EXTRACTED ENTRIES.
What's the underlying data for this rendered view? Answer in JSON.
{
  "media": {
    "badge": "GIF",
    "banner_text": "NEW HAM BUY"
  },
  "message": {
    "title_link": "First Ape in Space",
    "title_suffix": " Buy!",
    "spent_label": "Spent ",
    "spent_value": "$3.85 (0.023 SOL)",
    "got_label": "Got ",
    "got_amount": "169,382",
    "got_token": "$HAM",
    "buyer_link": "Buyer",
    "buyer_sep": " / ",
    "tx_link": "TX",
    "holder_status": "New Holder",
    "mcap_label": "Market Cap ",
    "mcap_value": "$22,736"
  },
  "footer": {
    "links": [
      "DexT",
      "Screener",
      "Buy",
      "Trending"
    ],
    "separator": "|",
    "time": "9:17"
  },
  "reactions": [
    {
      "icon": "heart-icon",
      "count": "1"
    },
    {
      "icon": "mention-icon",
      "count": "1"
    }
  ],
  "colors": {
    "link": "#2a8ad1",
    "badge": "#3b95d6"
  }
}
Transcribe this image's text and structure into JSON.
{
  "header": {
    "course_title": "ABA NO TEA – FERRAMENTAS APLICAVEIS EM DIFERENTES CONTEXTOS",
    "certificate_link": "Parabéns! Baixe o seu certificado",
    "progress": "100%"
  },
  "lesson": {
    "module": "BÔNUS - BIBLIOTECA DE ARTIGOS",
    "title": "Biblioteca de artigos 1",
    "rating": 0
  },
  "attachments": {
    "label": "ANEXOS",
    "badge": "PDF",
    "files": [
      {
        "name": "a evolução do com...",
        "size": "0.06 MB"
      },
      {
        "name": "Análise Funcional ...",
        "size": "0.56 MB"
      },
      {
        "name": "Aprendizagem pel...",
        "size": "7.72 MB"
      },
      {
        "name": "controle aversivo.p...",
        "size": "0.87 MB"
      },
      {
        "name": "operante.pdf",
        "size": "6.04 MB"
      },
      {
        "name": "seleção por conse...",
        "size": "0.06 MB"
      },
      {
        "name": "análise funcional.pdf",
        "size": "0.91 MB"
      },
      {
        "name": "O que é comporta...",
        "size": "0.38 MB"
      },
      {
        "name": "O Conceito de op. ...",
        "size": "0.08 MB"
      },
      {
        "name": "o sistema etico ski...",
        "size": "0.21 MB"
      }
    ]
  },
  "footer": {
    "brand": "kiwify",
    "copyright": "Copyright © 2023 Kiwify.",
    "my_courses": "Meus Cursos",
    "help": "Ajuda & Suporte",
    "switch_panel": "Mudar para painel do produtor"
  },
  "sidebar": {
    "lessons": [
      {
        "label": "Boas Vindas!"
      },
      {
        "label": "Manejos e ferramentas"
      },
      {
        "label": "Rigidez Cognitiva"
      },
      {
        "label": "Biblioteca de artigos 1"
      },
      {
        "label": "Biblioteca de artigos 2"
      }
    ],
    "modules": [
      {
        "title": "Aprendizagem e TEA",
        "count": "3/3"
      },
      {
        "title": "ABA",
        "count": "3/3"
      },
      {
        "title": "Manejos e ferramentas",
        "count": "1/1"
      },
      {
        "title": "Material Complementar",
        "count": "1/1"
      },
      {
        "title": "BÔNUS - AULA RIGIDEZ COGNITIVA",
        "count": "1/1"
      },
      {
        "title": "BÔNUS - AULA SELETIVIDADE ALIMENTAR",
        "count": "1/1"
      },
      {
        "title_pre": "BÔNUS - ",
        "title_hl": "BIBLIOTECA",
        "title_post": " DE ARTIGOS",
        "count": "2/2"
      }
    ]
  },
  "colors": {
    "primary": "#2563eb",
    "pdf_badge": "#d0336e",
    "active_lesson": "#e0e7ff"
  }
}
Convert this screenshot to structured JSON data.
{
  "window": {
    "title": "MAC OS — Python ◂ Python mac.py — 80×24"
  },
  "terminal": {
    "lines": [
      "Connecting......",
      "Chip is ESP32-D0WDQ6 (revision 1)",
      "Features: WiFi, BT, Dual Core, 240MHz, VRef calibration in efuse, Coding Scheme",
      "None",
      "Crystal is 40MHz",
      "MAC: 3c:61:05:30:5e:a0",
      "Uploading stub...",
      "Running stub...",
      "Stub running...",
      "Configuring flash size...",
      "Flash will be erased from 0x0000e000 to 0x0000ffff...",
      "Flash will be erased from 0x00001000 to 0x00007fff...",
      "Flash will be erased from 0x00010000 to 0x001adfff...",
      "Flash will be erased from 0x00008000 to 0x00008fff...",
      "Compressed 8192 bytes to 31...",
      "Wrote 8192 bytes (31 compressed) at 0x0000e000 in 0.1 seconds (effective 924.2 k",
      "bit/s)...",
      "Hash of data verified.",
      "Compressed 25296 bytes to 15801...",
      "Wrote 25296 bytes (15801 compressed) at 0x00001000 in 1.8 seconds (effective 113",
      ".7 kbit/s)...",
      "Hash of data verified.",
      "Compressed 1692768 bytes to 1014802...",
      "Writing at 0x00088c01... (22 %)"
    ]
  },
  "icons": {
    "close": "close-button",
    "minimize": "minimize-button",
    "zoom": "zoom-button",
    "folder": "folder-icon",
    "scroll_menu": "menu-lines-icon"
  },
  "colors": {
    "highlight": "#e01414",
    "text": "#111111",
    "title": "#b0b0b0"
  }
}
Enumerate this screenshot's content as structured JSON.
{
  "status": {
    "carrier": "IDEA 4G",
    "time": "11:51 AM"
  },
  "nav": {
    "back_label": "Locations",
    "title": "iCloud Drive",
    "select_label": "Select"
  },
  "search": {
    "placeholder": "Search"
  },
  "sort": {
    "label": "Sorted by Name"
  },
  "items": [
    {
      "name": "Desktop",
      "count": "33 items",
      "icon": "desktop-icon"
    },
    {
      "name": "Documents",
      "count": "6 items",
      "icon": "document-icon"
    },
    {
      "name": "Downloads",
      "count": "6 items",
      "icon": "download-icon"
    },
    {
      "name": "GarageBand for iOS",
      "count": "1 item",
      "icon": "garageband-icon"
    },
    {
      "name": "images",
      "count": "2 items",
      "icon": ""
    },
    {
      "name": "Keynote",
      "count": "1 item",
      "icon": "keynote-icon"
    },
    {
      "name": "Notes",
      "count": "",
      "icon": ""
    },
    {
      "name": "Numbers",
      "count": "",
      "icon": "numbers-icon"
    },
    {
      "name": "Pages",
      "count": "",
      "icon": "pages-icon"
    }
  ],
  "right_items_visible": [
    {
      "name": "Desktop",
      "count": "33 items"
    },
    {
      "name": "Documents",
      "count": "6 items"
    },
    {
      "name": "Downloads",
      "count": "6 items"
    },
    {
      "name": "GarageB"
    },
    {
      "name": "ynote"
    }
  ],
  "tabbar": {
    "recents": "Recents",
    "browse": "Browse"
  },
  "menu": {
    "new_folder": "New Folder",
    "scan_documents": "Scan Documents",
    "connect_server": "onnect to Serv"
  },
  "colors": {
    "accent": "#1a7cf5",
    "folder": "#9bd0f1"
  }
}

EXERCISE OBJECTIVE. Repeat all of the records above exactly as written.

EXPECTED ANSWER.
What's the underlying data for this rendered view? Answer in JSON.
{
  "media": {
    "badge": "GIF",
    "banner_text": "NEW HAM BUY"
  },
  "message": {
    "title_link": "First Ape in Space",
    "title_suffix": " Buy!",
    "spent_label": "Spent ",
    "spent_value": "$3.85 (0.023 SOL)",
    "got_label": "Got ",
    "got_amount": "169,382",
    "got_token": "$HAM",
    "buyer_link": "Buyer",
    "buyer_sep": " / ",
    "tx_link": "TX",
    "holder_status": "New Holder",
    "mcap_label": "Market Cap ",
    "mcap_value": "$22,736"
  },
  "footer": {
    "links": [
      "DexT",
      "Screener",
      "Buy",
      "Trending"
    ],
    "separator": "|",
    "time": "9:17"
  },
  "reactions": [
    {
      "icon": "heart-icon",
      "count": "1"
    },
    {
      "icon": "mention-icon",
      "count": "1"
    }
  ],
  "colors": {
    "link": "#2a8ad1",
    "badge": "#3b95d6"
  }
}
Transcribe this image's text and structure into JSON.
{
  "header": {
    "course_title": "ABA NO TEA – FERRAMENTAS APLICAVEIS EM DIFERENTES CONTEXTOS",
    "certificate_link": "Parabéns! Baixe o seu certificado",
    "progress": "100%"
  },
  "lesson": {
    "module": "BÔNUS - BIBLIOTECA DE ARTIGOS",
    "title": "Biblioteca de artigos 1",
    "rating": 0
  },
  "attachments": {
    "label": "ANEXOS",
    "badge": "PDF",
    "files": [
      {
        "name": "a evolução do com...",
        "size": "0.06 MB"
      },
      {
        "name": "Análise Funcional ...",
        "size": "0.56 MB"
      },
      {
        "name": "Aprendizagem pel...",
        "size": "7.72 MB"
      },
      {
        "name": "controle aversivo.p...",
        "size": "0.87 MB"
      },
      {
        "name": "operante.pdf",
        "size": "6.04 MB"
      },
      {
        "name": "seleção por conse...",
        "size": "0.06 MB"
      },
      {
        "name": "análise funcional.pdf",
        "size": "0.91 MB"
      },
      {
        "name": "O que é comporta...",
        "size": "0.38 MB"
      },
      {
        "name": "O Conceito de op. ...",
        "size": "0.08 MB"
      },
      {
        "name": "o sistema etico ski...",
        "size": "0.21 MB"
      }
    ]
  },
  "footer": {
    "brand": "kiwify",
    "copyright": "Copyright © 2023 Kiwify.",
    "my_courses": "Meus Cursos",
    "help": "Ajuda & Suporte",
    "switch_panel": "Mudar para painel do produtor"
  },
  "sidebar": {
    "lessons": [
      {
        "label": "Boas Vindas!"
      },
      {
        "label": "Manejos e ferramentas"
      },
      {
        "label": "Rigidez Cognitiva"
      },
      {
        "label": "Biblioteca de artigos 1"
      },
      {
        "label": "Biblioteca de artigos 2"
      }
    ],
    "modules": [
      {
        "title": "Aprendizagem e TEA",
        "count": "3/3"
      },
      {
        "title": "ABA",
        "count": "3/3"
      },
      {
        "title": "Manejos e ferramentas",
        "count": "1/1"
      },
      {
        "title": "Material Complementar",
        "count": "1/1"
      },
      {
        "title": "BÔNUS - AULA RIGIDEZ COGNITIVA",
        "count": "1/1"
      },
      {
        "title": "BÔNUS - AULA SELETIVIDADE ALIMENTAR",
        "count": "1/1"
      },
      {
        "title_pre": "BÔNUS - ",
        "title_hl": "BIBLIOTECA",
        "title_post": " DE ARTIGOS",
        "count": "2/2"
      }
    ]
  },
  "colors": {
    "primary": "#2563eb",
    "pdf_badge": "#d0336e",
    "active_lesson": "#e0e7ff"
  }
}
Convert this screenshot to structured JSON data.
{
  "window": {
    "title": "MAC OS — Python ◂ Python mac.py — 80×24"
  },
  "terminal": {
    "lines": [
      "Connecting......",
      "Chip is ESP32-D0WDQ6 (revision 1)",
      "Features: WiFi, BT, Dual Core, 240MHz, VRef calibration in efuse, Coding Scheme",
      "None",
      "Crystal is 40MHz",
      "MAC: 3c:61:05:30:5e:a0",
      "Uploading stub...",
      "Running stub...",
      "Stub running...",
      "Configuring flash size...",
      "Flash will be erased from 0x0000e000 to 0x0000ffff...",
      "Flash will be erased from 0x00001000 to 0x00007fff...",
      "Flash will be erased from 0x00010000 to 0x001adfff...",
      "Flash will be erased from 0x00008000 to 0x00008fff...",
      "Compressed 8192 bytes to 31...",
      "Wrote 8192 bytes (31 compressed) at 0x0000e000 in 0.1 seconds (effective 924.2 k",
      "bit/s)...",
      "Hash of data verified.",
      "Compressed 25296 bytes to 15801...",
      "Wrote 25296 bytes (15801 compressed) at 0x00001000 in 1.8 seconds (effective 113",
      ".7 kbit/s)...",
      "Hash of data verified.",
      "Compressed 1692768 bytes to 1014802...",
      "Writing at 0x00088c01... (22 %)"
    ]
  },
  "icons": {
    "close": "close-button",
    "minimize": "minimize-button",
    "zoom": "zoom-button",
    "folder": "folder-icon",
    "scroll_menu": "menu-lines-icon"
  },
  "colors": {
    "highlight": "#e01414",
    "text": "#111111",
    "title": "#b0b0b0"
  }
}
Enumerate this screenshot's content as structured JSON.
{
  "status": {
    "carrier": "IDEA 4G",
    "time": "11:51 AM"
  },
  "nav": {
    "back_label": "Locations",
    "title": "iCloud Drive",
    "select_label": "Select"
  },
  "search": {
    "placeholder": "Search"
  },
  "sort": {
    "label": "Sorted by Name"
  },
  "items": [
    {
      "name": "Desktop",
      "count": "33 items",
      "icon": "desktop-icon"
    },
    {
      "name": "Documents",
      "count": "6 items",
      "icon": "document-icon"
    },
    {
      "name": "Downloads",
      "count": "6 items",
      "icon": "download-icon"
    },
    {
      "name": "GarageBand for iOS",
      "count": "1 item",
      "icon": "garageband-icon"
    },
    {
      "name": "images",
      "count": "2 items",
      "icon": ""
    },
    {
      "name": "Keynote",
      "count": "1 item",
      "icon": "keynote-icon"
    },
    {
      "name": "Notes",
      "count": "",
      "icon": ""
    },
    {
      "name": "Numbers",
      "count": "",
      "icon": "numbers-icon"
    },
    {
      "name": "Pages",
      "count": "",
      "icon": "pages-icon"
    }
  ],
  "right_items_visible": [
    {
      "name": "Desktop",
      "count": "33 items"
    },
    {
      "name": "Documents",
      "count": "6 items"
    },
    {
      "name": "Downloads",
      "count": "6 items"
    },
    {
      "name": "GarageB"
    },
    {
      "name": "ynote"
    }
  ],
  "tabbar": {
    "recents": "Recents",
    "browse": "Browse"
  },
  "menu": {
    "new_folder": "New Folder",
    "scan_documents": "Scan Documents",
    "connect_server": "onnect to Serv"
  },
  "colors": {
    "accent": "#1a7cf5",
    "folder": "#9bd0f1"
  }
}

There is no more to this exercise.